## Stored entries
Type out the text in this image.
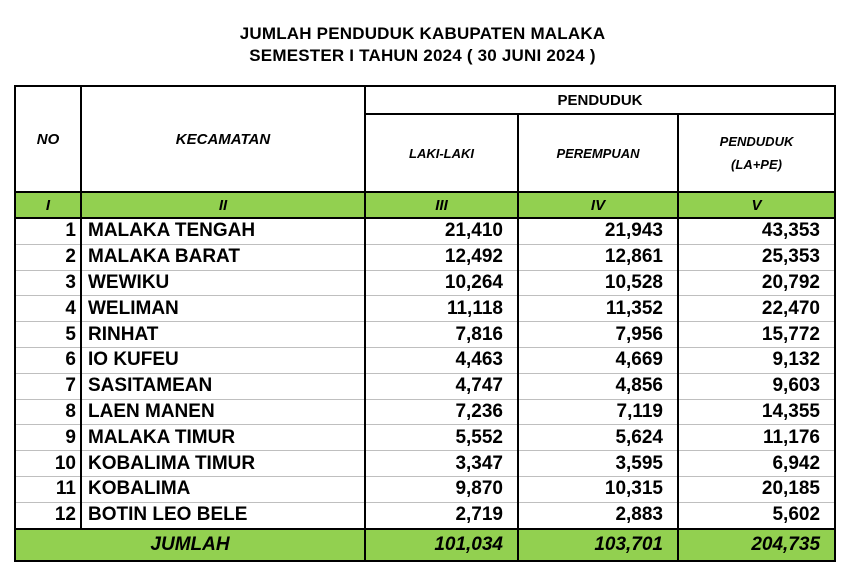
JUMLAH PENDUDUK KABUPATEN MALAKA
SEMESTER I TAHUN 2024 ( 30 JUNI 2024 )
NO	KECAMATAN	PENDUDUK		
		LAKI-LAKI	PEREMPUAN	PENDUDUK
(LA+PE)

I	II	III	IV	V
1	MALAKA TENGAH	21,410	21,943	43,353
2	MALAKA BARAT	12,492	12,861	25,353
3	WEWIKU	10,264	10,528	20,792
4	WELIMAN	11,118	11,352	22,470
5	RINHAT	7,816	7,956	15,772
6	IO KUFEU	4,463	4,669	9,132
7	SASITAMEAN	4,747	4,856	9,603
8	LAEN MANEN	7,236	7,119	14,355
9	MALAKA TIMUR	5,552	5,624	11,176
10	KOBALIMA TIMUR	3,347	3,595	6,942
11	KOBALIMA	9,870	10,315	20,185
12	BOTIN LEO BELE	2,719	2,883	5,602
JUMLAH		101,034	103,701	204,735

---

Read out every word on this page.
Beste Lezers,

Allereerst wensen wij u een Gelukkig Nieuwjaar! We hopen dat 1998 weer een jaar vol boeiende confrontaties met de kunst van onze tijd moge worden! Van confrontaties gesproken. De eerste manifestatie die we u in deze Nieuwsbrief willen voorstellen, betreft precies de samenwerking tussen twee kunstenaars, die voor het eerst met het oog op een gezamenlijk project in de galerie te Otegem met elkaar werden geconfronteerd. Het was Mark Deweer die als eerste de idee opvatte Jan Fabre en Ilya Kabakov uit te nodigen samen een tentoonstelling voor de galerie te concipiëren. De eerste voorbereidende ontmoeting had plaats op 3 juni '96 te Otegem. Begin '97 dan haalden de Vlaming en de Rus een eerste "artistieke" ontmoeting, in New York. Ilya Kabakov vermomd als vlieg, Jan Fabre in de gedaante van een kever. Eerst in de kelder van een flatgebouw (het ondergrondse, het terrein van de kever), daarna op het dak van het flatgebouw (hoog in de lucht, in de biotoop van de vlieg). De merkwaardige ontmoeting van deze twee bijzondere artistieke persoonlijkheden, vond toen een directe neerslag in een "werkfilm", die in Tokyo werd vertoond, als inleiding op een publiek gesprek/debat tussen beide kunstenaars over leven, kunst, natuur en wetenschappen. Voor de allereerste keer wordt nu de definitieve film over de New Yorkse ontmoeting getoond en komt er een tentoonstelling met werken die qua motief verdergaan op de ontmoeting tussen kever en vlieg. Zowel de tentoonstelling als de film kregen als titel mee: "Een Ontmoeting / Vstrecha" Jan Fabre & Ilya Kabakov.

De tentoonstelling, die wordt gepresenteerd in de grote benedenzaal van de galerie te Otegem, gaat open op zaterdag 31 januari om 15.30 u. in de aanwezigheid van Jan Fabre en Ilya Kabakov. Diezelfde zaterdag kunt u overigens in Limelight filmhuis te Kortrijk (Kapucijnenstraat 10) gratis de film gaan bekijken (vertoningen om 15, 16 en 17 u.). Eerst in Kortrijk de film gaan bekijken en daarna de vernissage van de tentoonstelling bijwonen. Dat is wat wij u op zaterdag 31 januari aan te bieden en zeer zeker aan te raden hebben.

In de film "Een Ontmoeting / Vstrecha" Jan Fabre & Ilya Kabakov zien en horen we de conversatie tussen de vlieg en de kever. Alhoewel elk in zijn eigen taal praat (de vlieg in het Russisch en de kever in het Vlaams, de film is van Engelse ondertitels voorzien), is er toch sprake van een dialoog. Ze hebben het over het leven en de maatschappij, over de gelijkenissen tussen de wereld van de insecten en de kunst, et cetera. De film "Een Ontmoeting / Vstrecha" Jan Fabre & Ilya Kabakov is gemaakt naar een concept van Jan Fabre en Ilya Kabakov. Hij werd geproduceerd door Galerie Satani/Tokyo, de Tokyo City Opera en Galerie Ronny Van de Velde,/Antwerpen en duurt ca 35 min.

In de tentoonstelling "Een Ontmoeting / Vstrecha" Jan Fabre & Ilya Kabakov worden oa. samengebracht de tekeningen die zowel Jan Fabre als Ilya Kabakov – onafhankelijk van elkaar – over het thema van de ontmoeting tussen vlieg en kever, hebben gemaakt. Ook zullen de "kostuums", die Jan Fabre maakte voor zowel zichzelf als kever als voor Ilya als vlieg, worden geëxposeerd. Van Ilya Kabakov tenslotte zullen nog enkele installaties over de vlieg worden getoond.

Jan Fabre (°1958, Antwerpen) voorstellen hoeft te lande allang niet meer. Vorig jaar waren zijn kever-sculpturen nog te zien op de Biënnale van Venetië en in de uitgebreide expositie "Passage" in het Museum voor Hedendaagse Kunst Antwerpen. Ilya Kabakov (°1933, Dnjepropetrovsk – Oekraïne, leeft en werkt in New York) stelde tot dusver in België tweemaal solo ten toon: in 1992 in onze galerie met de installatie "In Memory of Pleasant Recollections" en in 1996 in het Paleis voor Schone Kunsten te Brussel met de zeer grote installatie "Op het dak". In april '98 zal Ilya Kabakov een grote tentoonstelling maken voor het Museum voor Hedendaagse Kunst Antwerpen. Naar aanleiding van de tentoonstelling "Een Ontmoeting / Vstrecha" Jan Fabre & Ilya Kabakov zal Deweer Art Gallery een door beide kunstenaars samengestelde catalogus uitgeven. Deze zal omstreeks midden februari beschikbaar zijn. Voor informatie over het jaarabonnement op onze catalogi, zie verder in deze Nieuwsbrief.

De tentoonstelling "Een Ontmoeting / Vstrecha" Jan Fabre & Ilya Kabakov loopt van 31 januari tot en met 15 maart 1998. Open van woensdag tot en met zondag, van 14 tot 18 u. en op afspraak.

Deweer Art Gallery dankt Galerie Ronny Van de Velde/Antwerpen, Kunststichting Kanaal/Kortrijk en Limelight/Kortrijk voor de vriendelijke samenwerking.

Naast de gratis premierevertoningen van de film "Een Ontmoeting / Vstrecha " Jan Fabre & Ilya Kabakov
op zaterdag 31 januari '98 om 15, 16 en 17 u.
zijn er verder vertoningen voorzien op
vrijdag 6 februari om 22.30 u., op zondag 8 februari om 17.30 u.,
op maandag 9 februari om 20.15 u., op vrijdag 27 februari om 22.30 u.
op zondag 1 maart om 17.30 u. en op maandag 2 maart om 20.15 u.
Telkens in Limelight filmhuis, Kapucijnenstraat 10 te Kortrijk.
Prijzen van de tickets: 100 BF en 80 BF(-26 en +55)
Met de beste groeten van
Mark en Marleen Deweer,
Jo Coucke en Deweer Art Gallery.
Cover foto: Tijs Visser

## Given request
In the material above, find the lines that contain "maandag" and show them.

## The response
op maandag 9 februari om 20.15 u., op vrijdag 27 februari om 22.30 u.
op zondag 1 maart om 17.30 u. en op maandag 2 maart om 20.15 u.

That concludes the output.